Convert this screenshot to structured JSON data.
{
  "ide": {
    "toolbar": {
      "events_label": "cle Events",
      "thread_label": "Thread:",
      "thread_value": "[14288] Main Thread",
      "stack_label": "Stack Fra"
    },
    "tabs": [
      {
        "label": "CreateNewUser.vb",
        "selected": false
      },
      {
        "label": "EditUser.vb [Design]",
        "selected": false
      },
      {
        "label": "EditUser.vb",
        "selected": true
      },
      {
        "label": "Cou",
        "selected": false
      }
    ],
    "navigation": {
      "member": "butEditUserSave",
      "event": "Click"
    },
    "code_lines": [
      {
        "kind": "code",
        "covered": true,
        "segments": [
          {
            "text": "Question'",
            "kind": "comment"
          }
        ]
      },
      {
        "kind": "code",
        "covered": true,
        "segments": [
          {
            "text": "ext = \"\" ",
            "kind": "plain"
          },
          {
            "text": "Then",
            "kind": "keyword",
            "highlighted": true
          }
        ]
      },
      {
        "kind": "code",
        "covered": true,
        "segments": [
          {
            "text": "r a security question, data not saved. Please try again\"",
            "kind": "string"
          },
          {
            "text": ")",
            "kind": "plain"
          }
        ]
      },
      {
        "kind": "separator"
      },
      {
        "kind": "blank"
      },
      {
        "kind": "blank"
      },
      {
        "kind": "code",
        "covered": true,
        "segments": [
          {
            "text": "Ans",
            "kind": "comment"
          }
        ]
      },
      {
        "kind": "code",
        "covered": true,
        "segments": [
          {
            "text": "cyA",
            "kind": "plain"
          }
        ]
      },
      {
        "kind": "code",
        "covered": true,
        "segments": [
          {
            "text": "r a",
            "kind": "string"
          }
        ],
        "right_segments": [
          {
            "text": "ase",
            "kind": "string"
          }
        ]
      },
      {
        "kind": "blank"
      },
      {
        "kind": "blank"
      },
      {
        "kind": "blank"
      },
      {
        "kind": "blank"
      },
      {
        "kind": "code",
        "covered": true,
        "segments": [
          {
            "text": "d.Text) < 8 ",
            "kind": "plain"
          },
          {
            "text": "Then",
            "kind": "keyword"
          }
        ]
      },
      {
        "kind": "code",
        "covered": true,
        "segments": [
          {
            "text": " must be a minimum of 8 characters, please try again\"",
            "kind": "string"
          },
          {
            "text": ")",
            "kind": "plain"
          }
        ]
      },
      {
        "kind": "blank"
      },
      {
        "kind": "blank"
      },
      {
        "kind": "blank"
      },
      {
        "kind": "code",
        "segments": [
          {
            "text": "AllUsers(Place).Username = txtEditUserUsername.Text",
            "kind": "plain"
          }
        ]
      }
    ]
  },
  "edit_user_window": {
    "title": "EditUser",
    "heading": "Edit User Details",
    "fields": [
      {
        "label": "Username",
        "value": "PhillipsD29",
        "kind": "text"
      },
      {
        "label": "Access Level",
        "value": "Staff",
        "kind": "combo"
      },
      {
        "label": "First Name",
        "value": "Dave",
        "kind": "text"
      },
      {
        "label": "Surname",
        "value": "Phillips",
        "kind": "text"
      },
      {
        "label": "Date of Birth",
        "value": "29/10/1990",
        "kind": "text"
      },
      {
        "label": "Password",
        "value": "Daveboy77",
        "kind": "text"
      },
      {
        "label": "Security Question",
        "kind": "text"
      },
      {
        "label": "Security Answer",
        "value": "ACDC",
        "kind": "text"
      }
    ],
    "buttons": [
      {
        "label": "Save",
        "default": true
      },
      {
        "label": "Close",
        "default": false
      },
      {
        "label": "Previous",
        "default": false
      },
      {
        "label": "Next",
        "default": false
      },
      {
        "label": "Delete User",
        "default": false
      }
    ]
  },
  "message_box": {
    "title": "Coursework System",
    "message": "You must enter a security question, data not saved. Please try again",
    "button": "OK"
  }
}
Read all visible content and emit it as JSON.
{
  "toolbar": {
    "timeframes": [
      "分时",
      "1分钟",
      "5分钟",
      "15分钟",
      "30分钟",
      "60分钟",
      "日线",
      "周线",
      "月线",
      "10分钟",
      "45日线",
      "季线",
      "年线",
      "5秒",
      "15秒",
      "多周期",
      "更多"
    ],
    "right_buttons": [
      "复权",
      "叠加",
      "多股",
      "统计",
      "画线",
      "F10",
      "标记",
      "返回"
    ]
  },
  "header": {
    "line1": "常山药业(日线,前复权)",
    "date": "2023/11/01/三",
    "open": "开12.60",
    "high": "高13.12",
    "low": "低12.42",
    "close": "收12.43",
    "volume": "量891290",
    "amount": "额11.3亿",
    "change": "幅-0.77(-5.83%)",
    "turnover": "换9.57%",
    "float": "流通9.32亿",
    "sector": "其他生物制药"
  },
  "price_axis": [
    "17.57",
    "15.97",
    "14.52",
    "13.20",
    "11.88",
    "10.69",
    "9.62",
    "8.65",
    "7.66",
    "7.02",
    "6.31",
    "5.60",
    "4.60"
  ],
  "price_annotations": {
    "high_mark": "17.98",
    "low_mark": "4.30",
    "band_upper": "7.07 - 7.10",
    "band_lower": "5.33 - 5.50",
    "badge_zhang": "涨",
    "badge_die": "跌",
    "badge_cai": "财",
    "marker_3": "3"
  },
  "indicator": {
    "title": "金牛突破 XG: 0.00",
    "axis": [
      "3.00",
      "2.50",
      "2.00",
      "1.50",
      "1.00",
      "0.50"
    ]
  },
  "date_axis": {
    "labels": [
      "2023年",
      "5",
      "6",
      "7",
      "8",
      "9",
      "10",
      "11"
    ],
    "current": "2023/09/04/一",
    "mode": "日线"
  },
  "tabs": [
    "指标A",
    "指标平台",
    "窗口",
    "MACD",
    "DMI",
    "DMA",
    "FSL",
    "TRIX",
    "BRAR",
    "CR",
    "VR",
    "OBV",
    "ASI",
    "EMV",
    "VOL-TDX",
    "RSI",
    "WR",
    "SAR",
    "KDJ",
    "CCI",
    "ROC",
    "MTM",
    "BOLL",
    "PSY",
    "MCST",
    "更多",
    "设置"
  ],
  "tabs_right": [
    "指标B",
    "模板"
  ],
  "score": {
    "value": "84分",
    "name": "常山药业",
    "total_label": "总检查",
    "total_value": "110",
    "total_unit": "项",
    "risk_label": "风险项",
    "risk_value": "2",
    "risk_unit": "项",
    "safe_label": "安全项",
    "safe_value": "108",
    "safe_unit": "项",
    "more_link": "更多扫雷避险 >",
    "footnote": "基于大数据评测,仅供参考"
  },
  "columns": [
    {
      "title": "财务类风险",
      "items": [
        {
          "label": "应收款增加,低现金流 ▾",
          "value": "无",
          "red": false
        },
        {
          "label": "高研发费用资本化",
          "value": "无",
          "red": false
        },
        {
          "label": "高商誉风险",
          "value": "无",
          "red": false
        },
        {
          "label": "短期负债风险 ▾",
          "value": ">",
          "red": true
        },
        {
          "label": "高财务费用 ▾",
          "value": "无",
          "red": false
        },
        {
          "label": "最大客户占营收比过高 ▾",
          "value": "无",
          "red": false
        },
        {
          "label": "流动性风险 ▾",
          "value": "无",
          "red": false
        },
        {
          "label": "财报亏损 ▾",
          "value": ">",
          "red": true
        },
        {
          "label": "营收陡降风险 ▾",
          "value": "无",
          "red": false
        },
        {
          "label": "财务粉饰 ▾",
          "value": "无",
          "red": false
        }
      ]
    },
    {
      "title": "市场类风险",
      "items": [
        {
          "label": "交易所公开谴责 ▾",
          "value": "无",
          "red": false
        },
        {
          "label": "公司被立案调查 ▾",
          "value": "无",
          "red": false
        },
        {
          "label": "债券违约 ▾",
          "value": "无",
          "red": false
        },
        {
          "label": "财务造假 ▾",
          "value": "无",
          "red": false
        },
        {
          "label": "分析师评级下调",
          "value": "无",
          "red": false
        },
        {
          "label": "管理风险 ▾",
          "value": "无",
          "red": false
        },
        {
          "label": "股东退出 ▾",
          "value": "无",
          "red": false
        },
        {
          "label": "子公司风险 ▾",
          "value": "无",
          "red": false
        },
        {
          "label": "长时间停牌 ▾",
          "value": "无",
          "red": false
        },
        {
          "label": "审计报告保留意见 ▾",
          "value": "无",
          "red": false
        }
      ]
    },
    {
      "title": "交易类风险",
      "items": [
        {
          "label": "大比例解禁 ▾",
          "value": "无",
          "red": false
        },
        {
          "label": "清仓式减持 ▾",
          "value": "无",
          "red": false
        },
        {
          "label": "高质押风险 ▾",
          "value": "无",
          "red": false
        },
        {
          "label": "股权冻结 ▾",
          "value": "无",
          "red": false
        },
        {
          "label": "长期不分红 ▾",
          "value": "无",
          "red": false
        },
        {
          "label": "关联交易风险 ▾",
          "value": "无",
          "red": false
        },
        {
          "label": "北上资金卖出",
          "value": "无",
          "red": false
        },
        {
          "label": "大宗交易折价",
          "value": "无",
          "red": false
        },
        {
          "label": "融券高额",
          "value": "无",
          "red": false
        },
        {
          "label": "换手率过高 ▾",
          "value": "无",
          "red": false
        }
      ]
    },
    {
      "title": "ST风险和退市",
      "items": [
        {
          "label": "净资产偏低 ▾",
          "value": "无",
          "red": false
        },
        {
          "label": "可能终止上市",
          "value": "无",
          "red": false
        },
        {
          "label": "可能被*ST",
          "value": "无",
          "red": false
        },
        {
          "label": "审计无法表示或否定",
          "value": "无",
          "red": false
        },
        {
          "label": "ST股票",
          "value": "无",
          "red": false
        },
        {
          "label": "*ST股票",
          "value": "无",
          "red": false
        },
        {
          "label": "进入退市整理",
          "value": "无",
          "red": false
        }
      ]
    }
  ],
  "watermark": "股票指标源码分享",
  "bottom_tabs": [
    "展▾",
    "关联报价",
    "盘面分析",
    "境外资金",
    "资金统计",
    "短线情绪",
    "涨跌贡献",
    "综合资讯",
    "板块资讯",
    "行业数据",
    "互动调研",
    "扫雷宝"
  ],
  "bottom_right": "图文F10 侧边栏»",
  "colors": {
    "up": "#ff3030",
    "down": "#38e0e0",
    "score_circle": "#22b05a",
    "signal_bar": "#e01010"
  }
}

—————

## EXERCISE GOAL
Report each line in the preceding entries that holds the string "title".

## WRITTEN SOLUTION
    "title": "EditUser",
    "title": "Coursework System",
    "title": "金牛突破 XG: 0.00",
      "title": "财务类风险",
      "title": "市场类风险",
      "title": "交易类风险",
      "title": "ST风险和退市",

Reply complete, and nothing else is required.